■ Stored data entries

_____

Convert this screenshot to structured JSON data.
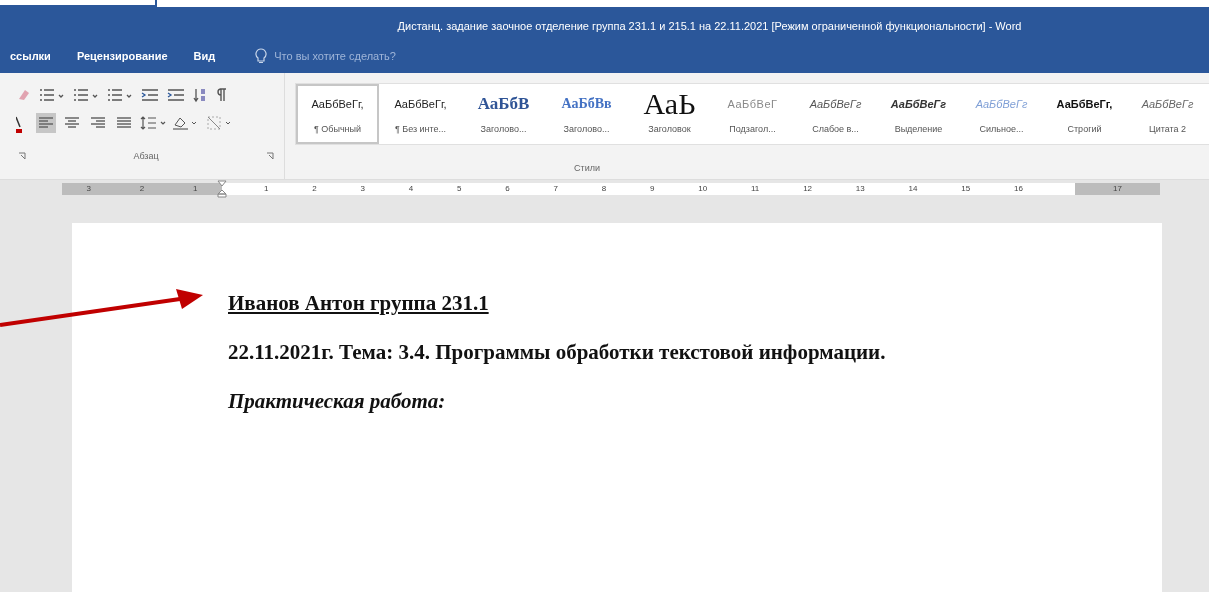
{
  "window": {
    "title": "Дистанц. задание заочное отделение группа 231.1  и 215.1 на 22.11.2021 [Режим ограниченной функциональности] - Word"
  },
  "ribbon_tabs": [
    {
      "label": "ссылки",
      "selected": false
    },
    {
      "label": "Рецензирование",
      "selected": false
    },
    {
      "label": "Вид",
      "selected": false
    }
  ],
  "tell_me": {
    "placeholder": "Что вы хотите сделать?"
  },
  "paragraph_group": {
    "label": "Абзац",
    "alignment": [
      {
        "kind": "left",
        "selected": true
      },
      {
        "kind": "center",
        "selected": false
      },
      {
        "kind": "right",
        "selected": false
      },
      {
        "kind": "justify",
        "selected": false
      }
    ]
  },
  "styles_group": {
    "label": "Стили",
    "styles": [
      {
        "sample": "АаБбВеГг,",
        "name": "¶ Обычный",
        "kind": "normal",
        "selected": true
      },
      {
        "sample": "АаБбВеГг,",
        "name": "¶ Без инте...",
        "kind": "normal",
        "selected": false
      },
      {
        "sample": "АаБбВ",
        "name": "Заголово...",
        "kind": "heading1",
        "selected": false
      },
      {
        "sample": "АаБбВв",
        "name": "Заголово...",
        "kind": "heading2",
        "selected": false
      },
      {
        "sample": "АаЬ",
        "name": "Заголовок",
        "kind": "title",
        "selected": false
      },
      {
        "sample": "АаБбВеГ",
        "name": "Подзагол...",
        "kind": "subtitle",
        "selected": false
      },
      {
        "sample": "АаБбВеГг",
        "name": "Слабое в...",
        "kind": "subtle",
        "selected": false
      },
      {
        "sample": "АаБбВеГг",
        "name": "Выделение",
        "kind": "emphasis",
        "selected": false
      },
      {
        "sample": "АаБбВеГг",
        "name": "Сильное...",
        "kind": "intense",
        "selected": false
      },
      {
        "sample": "АаБбВеГг,",
        "name": "Строгий",
        "kind": "strong",
        "selected": false
      },
      {
        "sample": "АаБбВеГг",
        "name": "Цитата 2",
        "kind": "quote",
        "selected": false
      }
    ]
  },
  "ruler": {
    "left_numbers": [
      "3",
      "2",
      "1"
    ],
    "numbers": [
      "1",
      "2",
      "3",
      "4",
      "5",
      "6",
      "7",
      "8",
      "9",
      "10",
      "11",
      "12",
      "13",
      "14",
      "15",
      "16"
    ],
    "right_numbers": [
      "17"
    ]
  },
  "document": {
    "lines": [
      {
        "text": "Иванов Антон группа 231.1",
        "kind": "underlined"
      },
      {
        "text": "22.11.2021г.  Тема: 3.4. Программы обработки текстовой информации.",
        "kind": "bold"
      },
      {
        "text": "Практическая работа:",
        "kind": "italic"
      }
    ]
  }
}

_____

■ The task
Extract all lines from the material above that include the word "label".

■ Result for this task
      "label": "ссылки",
      "label": "Рецензирование",
      "label": "Вид",
    "label": "Абзац",
    "label": "Стили",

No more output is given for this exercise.